● PROBLEM TO WORK ON:
Each line below should be quoted exactly, please.

● EXERCISE INPUTS:

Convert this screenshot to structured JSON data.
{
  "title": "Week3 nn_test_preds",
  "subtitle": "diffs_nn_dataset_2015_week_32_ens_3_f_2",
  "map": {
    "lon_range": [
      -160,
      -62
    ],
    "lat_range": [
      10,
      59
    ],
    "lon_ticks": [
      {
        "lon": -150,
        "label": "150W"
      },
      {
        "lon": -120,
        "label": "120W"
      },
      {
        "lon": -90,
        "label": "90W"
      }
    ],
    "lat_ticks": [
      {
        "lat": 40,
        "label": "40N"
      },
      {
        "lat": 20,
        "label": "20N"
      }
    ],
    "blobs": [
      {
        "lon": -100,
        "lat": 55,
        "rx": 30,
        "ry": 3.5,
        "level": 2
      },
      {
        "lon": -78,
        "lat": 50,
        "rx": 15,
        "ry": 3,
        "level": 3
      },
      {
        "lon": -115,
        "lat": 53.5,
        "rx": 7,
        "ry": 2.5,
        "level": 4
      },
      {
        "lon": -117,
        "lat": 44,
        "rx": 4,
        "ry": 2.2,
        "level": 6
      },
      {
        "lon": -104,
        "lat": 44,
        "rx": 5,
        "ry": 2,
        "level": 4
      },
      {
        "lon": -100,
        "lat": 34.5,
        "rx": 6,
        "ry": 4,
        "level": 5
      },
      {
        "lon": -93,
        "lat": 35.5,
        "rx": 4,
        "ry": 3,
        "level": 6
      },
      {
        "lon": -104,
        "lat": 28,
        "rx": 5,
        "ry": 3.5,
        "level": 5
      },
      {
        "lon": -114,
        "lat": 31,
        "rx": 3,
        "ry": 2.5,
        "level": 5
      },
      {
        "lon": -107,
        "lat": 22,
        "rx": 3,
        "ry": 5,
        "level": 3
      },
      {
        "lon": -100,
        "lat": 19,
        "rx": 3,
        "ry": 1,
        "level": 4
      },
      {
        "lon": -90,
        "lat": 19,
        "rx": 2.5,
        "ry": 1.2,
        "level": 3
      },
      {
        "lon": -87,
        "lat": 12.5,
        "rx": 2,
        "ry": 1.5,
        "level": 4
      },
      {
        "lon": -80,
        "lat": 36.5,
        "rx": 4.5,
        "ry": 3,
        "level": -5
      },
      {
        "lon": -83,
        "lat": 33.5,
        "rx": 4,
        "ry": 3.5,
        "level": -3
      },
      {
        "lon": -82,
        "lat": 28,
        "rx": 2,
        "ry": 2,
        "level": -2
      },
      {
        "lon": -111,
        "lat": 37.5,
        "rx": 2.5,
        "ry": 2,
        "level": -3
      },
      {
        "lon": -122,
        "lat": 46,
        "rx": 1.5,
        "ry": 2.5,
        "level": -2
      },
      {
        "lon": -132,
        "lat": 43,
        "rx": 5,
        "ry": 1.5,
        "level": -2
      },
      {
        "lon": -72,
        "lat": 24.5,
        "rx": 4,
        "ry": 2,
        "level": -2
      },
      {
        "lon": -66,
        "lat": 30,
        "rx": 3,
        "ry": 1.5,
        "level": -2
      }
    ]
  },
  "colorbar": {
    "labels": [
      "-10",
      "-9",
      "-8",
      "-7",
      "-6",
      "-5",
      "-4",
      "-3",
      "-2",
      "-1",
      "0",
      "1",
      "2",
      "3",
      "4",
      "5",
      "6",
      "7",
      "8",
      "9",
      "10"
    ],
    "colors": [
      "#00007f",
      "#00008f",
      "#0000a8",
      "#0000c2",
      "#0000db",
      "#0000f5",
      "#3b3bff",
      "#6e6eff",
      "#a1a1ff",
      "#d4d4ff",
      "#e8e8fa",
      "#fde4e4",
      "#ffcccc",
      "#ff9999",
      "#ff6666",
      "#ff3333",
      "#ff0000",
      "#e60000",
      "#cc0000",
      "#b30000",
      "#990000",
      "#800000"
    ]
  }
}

● EXERCISE ANSWER:
Convert this screenshot to structured JSON data.
{
  "title": "Week3 nn_test_preds",
  "subtitle": "diffs_nn_dataset_2015_week_32_ens_3_f_2",
  "map": {
    "lon_range": [
      -160,
      -62
    ],
    "lat_range": [
      10,
      59
    ],
    "lon_ticks": [
      {
        "lon": -150,
        "label": "150W"
      },
      {
        "lon": -120,
        "label": "120W"
      },
      {
        "lon": -90,
        "label": "90W"
      }
    ],
    "lat_ticks": [
      {
        "lat": 40,
        "label": "40N"
      },
      {
        "lat": 20,
        "label": "20N"
      }
    ],
    "blobs": [
      {
        "lon": -100,
        "lat": 55,
        "rx": 30,
        "ry": 3.5,
        "level": 2
      },
      {
        "lon": -78,
        "lat": 50,
        "rx": 15,
        "ry": 3,
        "level": 3
      },
      {
        "lon": -115,
        "lat": 53.5,
        "rx": 7,
        "ry": 2.5,
        "level": 4
      },
      {
        "lon": -117,
        "lat": 44,
        "rx": 4,
        "ry": 2.2,
        "level": 6
      },
      {
        "lon": -104,
        "lat": 44,
        "rx": 5,
        "ry": 2,
        "level": 4
      },
      {
        "lon": -100,
        "lat": 34.5,
        "rx": 6,
        "ry": 4,
        "level": 5
      },
      {
        "lon": -93,
        "lat": 35.5,
        "rx": 4,
        "ry": 3,
        "level": 6
      },
      {
        "lon": -104,
        "lat": 28,
        "rx": 5,
        "ry": 3.5,
        "level": 5
      },
      {
        "lon": -114,
        "lat": 31,
        "rx": 3,
        "ry": 2.5,
        "level": 5
      },
      {
        "lon": -107,
        "lat": 22,
        "rx": 3,
        "ry": 5,
        "level": 3
      },
      {
        "lon": -100,
        "lat": 19,
        "rx": 3,
        "ry": 1,
        "level": 4
      },
      {
        "lon": -90,
        "lat": 19,
        "rx": 2.5,
        "ry": 1.2,
        "level": 3
      },
      {
        "lon": -87,
        "lat": 12.5,
        "rx": 2,
        "ry": 1.5,
        "level": 4
      },
      {
        "lon": -80,
        "lat": 36.5,
        "rx": 4.5,
        "ry": 3,
        "level": -5
      },
      {
        "lon": -83,
        "lat": 33.5,
        "rx": 4,
        "ry": 3.5,
        "level": -3
      },
      {
        "lon": -82,
        "lat": 28,
        "rx": 2,
        "ry": 2,
        "level": -2
      },
      {
        "lon": -111,
        "lat": 37.5,
        "rx": 2.5,
        "ry": 2,
        "level": -3
      },
      {
        "lon": -122,
        "lat": 46,
        "rx": 1.5,
        "ry": 2.5,
        "level": -2
      },
      {
        "lon": -132,
        "lat": 43,
        "rx": 5,
        "ry": 1.5,
        "level": -2
      },
      {
        "lon": -72,
        "lat": 24.5,
        "rx": 4,
        "ry": 2,
        "level": -2
      },
      {
        "lon": -66,
        "lat": 30,
        "rx": 3,
        "ry": 1.5,
        "level": -2
      }
    ]
  },
  "colorbar": {
    "labels": [
      "-10",
      "-9",
      "-8",
      "-7",
      "-6",
      "-5",
      "-4",
      "-3",
      "-2",
      "-1",
      "0",
      "1",
      "2",
      "3",
      "4",
      "5",
      "6",
      "7",
      "8",
      "9",
      "10"
    ],
    "colors": [
      "#00007f",
      "#00008f",
      "#0000a8",
      "#0000c2",
      "#0000db",
      "#0000f5",
      "#3b3bff",
      "#6e6eff",
      "#a1a1ff",
      "#d4d4ff",
      "#e8e8fa",
      "#fde4e4",
      "#ffcccc",
      "#ff9999",
      "#ff6666",
      "#ff3333",
      "#ff0000",
      "#e60000",
      "#cc0000",
      "#b30000",
      "#990000",
      "#800000"
    ]
  }
}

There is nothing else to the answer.